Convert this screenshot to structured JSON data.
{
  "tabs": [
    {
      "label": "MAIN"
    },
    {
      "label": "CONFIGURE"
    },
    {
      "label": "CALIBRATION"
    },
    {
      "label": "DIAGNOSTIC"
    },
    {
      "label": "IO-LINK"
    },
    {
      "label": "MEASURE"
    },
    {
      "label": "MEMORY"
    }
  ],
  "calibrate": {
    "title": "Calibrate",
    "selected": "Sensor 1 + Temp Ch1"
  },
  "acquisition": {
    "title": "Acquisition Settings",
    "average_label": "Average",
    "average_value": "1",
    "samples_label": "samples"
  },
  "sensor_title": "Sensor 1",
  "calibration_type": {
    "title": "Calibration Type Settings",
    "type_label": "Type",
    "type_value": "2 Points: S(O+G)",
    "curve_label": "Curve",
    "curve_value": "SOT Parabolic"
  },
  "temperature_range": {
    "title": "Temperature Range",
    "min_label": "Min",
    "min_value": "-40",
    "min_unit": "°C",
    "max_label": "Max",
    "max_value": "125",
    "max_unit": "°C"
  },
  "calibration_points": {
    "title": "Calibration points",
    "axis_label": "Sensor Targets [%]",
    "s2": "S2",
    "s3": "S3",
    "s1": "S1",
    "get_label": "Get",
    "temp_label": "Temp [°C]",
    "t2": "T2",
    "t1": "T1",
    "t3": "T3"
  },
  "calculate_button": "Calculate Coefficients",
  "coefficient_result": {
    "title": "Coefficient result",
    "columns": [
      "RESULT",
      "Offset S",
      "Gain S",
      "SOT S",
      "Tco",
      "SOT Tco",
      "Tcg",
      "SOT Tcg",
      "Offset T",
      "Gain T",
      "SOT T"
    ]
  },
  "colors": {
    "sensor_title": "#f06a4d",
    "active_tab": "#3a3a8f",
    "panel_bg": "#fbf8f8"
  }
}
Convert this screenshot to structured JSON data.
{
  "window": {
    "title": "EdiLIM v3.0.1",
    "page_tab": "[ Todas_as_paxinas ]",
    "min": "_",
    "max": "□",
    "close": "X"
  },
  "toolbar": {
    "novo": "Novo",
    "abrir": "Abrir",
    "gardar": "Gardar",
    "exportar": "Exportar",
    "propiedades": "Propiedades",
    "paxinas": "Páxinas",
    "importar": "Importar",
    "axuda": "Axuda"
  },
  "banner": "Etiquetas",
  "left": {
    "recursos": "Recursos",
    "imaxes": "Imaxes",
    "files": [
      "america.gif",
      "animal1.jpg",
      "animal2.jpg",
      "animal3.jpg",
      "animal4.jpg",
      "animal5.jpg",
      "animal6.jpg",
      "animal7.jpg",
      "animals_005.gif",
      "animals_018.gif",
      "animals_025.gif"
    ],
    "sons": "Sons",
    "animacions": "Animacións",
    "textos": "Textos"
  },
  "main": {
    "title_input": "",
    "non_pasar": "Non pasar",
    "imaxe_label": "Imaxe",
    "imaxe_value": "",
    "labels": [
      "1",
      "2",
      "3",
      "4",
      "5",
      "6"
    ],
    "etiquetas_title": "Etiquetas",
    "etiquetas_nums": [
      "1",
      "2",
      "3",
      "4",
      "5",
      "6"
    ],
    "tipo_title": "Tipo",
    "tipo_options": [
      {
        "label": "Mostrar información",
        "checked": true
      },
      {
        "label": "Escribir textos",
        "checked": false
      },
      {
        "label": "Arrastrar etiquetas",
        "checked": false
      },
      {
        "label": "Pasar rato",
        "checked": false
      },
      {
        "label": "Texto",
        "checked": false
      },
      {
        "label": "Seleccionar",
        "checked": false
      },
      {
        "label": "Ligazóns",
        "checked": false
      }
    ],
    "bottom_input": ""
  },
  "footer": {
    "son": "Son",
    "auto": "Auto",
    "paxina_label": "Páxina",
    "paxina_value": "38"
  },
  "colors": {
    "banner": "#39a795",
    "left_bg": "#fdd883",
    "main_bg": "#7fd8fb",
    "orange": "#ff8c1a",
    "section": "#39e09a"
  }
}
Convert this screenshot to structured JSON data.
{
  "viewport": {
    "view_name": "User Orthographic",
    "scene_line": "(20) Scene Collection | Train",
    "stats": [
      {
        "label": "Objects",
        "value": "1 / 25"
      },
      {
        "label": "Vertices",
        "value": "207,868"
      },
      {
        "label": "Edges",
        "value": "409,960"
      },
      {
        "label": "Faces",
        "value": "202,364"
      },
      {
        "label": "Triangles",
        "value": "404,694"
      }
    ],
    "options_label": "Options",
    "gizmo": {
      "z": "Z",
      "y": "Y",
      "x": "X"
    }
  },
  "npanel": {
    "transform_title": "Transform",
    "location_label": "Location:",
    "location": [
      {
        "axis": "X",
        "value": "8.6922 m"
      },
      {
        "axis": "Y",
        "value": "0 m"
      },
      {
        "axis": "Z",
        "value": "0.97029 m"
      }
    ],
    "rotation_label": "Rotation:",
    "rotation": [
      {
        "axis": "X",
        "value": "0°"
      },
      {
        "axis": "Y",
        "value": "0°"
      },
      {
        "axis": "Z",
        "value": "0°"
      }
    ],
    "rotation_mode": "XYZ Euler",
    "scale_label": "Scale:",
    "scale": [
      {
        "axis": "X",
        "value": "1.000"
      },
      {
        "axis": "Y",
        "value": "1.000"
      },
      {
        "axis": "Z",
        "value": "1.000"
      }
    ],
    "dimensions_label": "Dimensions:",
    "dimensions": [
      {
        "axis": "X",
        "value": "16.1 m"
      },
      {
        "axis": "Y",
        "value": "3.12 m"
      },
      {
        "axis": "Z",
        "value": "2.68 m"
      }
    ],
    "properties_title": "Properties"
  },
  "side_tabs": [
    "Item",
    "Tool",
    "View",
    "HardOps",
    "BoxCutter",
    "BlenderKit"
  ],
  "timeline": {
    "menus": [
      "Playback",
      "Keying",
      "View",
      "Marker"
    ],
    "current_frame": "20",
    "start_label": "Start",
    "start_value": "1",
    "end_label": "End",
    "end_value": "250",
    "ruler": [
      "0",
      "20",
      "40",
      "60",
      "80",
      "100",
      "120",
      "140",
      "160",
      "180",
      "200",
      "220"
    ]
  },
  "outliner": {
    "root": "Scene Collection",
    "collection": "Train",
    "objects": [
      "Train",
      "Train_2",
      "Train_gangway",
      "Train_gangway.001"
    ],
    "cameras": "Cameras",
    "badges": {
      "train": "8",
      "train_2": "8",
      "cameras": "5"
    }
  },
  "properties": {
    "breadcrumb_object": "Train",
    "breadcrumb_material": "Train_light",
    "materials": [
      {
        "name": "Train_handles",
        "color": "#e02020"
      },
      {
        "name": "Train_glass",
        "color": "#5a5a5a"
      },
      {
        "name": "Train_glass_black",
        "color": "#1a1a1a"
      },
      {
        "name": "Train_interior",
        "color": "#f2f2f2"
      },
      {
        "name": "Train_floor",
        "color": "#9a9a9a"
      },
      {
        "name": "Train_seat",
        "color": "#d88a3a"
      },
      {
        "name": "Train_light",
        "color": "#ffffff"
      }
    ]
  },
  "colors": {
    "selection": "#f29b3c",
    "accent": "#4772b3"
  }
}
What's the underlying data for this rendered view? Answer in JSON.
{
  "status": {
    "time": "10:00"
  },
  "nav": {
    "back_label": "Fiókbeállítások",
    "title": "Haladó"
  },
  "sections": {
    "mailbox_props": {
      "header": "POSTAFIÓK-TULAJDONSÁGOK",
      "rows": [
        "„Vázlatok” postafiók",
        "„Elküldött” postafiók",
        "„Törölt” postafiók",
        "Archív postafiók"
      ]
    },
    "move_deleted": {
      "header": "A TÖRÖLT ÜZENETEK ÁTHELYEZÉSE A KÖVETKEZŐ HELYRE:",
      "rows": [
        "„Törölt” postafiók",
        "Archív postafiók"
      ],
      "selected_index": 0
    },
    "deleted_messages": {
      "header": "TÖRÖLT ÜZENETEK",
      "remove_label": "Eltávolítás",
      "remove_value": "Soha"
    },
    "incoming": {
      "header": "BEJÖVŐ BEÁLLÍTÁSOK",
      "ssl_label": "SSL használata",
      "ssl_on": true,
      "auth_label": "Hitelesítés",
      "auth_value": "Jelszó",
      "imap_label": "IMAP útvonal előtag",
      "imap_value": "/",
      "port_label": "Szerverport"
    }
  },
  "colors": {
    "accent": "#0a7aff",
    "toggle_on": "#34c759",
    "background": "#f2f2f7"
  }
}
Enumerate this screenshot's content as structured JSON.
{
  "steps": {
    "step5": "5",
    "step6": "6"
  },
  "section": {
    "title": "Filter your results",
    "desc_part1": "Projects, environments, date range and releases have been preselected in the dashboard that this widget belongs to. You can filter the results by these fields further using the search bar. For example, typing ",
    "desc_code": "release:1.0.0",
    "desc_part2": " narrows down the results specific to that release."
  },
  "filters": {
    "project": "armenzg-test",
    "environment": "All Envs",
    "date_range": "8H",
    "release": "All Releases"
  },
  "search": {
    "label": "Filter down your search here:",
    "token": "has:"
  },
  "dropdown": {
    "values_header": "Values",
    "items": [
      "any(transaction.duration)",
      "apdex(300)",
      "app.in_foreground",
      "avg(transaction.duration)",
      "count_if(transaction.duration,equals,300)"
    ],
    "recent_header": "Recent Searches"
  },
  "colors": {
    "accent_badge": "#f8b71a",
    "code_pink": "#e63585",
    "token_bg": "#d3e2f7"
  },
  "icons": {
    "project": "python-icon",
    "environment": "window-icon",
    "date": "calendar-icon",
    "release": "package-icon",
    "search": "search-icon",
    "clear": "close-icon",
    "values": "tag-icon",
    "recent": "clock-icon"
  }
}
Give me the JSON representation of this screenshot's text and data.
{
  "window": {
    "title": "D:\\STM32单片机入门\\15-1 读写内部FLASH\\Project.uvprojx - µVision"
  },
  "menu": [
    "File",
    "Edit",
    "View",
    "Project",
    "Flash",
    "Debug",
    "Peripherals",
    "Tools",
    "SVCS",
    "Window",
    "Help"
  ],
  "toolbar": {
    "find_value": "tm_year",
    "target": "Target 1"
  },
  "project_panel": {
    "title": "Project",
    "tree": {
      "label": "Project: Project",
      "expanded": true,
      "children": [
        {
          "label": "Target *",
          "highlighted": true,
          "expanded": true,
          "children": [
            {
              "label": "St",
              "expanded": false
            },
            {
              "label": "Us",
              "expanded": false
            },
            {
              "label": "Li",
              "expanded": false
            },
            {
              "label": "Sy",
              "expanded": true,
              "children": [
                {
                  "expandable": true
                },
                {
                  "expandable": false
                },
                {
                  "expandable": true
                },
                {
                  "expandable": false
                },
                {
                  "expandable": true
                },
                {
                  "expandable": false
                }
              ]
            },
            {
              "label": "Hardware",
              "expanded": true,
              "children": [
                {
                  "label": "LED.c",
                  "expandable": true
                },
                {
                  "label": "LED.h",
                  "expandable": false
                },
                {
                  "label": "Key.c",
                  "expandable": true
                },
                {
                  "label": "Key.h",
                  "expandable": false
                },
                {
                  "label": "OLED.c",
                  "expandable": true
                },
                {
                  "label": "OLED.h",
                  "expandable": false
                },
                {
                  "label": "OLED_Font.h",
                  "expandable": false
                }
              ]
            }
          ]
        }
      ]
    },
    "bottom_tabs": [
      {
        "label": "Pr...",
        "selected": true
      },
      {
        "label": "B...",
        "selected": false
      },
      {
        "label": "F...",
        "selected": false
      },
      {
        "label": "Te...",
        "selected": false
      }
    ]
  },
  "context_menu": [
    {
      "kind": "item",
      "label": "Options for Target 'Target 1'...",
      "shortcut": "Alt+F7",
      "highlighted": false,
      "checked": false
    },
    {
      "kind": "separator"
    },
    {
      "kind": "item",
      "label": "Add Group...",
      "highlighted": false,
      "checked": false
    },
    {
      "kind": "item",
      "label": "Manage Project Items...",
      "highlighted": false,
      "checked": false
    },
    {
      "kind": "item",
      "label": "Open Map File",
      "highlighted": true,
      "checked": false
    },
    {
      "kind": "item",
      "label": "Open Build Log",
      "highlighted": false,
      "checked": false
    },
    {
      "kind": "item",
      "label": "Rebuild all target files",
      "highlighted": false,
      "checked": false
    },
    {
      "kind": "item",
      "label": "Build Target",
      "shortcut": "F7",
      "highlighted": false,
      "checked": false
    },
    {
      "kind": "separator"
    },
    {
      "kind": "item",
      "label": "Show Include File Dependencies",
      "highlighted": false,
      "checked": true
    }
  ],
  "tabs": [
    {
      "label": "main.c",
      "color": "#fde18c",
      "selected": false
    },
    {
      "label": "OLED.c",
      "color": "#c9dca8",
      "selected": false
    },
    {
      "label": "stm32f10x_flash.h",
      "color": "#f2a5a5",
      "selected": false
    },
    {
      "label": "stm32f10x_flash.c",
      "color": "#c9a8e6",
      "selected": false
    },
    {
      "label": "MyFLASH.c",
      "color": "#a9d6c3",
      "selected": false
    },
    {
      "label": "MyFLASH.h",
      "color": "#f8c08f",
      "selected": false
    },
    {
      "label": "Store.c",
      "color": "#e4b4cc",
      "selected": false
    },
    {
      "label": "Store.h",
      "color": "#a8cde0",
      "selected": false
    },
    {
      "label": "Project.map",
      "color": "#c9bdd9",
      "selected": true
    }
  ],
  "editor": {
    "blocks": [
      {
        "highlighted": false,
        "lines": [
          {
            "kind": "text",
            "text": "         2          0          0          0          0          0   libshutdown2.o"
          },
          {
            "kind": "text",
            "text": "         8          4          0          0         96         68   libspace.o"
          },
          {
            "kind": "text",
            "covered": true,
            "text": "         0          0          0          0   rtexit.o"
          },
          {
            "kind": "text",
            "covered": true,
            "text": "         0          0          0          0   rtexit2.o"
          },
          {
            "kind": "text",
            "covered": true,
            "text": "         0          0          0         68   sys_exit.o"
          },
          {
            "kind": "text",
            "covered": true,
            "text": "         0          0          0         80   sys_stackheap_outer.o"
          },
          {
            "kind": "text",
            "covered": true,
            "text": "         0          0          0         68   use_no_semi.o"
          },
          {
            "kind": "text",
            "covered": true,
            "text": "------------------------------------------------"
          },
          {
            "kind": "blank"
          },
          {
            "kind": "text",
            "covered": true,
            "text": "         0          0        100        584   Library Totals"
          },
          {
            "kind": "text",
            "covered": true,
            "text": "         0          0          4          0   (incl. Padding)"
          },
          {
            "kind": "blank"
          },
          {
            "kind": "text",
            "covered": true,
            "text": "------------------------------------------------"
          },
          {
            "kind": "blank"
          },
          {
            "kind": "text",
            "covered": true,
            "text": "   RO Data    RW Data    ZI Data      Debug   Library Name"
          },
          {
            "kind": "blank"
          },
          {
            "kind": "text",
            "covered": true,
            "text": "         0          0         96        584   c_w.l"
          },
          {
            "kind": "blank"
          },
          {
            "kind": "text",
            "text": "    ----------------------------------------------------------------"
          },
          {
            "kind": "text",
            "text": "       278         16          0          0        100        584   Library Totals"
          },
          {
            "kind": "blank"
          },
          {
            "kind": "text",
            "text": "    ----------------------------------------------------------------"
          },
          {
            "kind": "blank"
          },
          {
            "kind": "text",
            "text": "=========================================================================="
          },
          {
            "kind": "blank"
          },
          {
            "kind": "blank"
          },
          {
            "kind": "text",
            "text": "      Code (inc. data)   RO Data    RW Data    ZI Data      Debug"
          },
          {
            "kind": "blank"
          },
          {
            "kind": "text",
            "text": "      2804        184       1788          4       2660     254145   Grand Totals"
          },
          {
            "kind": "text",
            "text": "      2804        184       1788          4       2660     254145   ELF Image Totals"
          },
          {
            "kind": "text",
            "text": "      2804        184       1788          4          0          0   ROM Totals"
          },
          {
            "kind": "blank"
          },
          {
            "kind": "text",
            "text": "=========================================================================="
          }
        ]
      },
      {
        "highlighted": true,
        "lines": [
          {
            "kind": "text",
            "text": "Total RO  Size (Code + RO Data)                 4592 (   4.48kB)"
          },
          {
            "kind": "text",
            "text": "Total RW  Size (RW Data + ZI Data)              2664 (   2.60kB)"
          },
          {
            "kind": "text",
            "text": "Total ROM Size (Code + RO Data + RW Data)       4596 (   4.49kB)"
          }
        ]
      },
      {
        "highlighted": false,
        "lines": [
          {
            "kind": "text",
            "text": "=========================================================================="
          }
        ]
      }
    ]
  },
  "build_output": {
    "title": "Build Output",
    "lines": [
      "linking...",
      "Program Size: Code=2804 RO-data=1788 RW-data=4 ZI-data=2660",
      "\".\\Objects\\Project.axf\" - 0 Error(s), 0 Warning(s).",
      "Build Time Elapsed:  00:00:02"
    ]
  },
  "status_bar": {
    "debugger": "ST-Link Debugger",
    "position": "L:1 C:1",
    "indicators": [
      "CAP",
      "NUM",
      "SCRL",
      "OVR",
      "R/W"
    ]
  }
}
· · ·
→ **What the task asks**:
Copy each line above that contains the word "duration".

→ **The solution**:
      "any(transaction.duration)",
      "avg(transaction.duration)",
      "count_if(transaction.duration,equals,300)"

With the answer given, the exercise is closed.